Será, no entanto, com Louis Althusser[2] (1918-1990) que o conceito de ideologia estabelecerá relação com a psicanálise de Freud e de Lacan, conceito este resultante da ação do inconsciente e de processos de identificação do sujeito humano. De modo que o recalque e os horizontes do eu ideal e do ideal do eu são motores ativos na produção das ideologias. A ideologia como promotora de estruturas normativas de identificação, como proposto por Althusser, entretanto, irá associar-se à ideia da “tradição como um opressivo pesadelo”, como aventada por Marx – sendo aqui que o filósofo alemão se encontra com Freud. “O passado, a tradição da raça e do povo, vive nas ideologias do supereu e só lentamente cede às influências do presente, no sentido de mudanças novas; e, enquanto opera através do superego, desempenha um poderoso papel na vida do homem, independentemente de condições econômicas”, afirma Freud.[3] E ei-lo, afinal, o grande ideólogo silencioso, e na verdade assaz loquaz, o supereu.

Linhas extraídas de uma coleção:
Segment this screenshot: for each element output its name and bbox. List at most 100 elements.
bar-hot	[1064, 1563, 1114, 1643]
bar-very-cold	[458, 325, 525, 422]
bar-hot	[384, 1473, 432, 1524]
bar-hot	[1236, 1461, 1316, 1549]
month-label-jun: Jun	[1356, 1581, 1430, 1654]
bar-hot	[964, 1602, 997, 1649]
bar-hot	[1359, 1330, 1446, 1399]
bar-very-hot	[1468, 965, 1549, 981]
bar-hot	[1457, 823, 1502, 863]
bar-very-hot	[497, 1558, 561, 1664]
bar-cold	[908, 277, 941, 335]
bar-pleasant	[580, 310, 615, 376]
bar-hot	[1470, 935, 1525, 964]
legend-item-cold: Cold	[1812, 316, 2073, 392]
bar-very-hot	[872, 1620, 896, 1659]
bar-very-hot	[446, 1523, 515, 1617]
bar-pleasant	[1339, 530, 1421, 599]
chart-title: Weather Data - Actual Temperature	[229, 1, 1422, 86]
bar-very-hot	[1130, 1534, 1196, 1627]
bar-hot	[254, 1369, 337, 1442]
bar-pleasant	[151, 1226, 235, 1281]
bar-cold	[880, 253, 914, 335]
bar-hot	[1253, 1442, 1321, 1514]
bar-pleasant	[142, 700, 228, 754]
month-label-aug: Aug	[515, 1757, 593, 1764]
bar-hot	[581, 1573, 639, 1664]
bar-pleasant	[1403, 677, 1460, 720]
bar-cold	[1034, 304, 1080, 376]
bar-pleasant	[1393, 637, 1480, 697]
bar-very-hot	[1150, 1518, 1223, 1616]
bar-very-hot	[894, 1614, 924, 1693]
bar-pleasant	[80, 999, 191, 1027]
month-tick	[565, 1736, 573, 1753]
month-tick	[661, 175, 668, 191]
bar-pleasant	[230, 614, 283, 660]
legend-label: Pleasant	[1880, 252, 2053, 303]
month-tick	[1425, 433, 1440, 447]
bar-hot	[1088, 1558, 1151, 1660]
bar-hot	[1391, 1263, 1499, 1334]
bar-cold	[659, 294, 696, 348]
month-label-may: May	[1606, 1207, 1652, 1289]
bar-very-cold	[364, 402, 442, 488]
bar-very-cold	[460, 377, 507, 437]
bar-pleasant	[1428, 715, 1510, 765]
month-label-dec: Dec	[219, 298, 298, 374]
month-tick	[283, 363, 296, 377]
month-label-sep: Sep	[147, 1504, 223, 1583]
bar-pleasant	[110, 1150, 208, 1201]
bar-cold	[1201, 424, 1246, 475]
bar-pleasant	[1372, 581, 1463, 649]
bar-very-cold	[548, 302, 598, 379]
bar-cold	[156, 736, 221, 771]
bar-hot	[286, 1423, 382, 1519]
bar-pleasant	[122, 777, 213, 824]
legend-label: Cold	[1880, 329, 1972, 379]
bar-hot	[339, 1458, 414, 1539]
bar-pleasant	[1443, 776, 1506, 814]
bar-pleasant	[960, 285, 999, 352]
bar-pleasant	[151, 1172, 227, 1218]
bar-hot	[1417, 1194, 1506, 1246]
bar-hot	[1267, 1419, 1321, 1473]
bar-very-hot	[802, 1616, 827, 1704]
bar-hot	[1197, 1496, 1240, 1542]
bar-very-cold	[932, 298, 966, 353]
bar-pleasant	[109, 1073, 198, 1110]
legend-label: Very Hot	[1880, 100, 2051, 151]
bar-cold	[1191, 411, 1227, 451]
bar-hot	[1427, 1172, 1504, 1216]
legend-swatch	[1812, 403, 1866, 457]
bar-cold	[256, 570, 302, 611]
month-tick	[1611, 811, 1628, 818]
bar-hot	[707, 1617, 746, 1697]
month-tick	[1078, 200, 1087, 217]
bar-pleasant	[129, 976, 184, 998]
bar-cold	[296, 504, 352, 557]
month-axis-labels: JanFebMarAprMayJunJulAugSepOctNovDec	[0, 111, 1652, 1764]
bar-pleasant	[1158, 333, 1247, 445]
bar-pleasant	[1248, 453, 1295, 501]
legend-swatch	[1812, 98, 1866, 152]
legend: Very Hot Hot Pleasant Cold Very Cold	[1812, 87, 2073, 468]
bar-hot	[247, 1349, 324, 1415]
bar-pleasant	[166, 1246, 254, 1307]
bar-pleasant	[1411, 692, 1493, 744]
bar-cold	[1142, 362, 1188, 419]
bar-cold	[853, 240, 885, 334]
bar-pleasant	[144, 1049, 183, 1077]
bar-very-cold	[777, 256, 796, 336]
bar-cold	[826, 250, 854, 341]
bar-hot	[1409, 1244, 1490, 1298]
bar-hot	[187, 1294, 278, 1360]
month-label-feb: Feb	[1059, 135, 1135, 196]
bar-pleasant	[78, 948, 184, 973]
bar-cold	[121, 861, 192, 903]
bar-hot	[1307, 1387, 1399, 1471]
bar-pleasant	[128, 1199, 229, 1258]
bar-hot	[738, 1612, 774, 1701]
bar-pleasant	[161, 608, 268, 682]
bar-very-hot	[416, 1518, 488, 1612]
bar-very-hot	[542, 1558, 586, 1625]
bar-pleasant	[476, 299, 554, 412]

# SUA TAREFA:
Escreva a continuação do trecho sobre ideologia, Althusser e o supereu, começando logo após a última frase.

# RESULTADO DA TAREFA:
Vale lembrar, contudo, que no horizonte da psicanálise a palavra tem seus resultados – ela faz estalar o sujeito. E, de fato, Marx e Freud já nos indicaram os meandros obscuros de nós mesmos nesses momentos em que estamos “empenhados em revolucionar-se a si e às coisas, em criar algo que jamais existiu”[4] promovendo revoluções para deixar o estado das coisas tal como elas estão.

Em tempos absolutamente sombrios, tais teses encontraram um limite nas paredes mais duras da contemporaneidade: o fascismo e o nazismo, nos quais a liberdade da palavra do sujeito e do outro é banida. A repetição que nos assola, para além de sua apresentação como tragédia ou como farsa, precisa ser analisada continuamente. Estar desatento ao Isso é correr o risco de sucumbir ao lado mais sombrio de nós mesmos.

 
Notas:

[1] Cf. Marx, Karl. (1852) O 18 de brumário de Luís Bonaparte. Tradução: Nélio Schneider. São Paulo: Boitempo Editorial, 2011.
[2] Cf. Althusser, Louis. (1970) Ideologia e aparelhos ideológicos do Estado. Tradução: Joaquim José Moura Ramos. Lisboa: Presença, 1974.
[3] Cf. Freud, Sigmund. (1933) 31ª Conferencia: La Descomposición de la Personalidad Psíquica. In: (1955) Sigmund Freud Obras Completas. Traducción directa del alemán: José L. Etcheverry. Buenos Aires: Amorrortu Editores, 1989, v. XXIII, 1989, p. 53-76; tradução nossa.
[4] Cf. Marx, Karl. Op. cit.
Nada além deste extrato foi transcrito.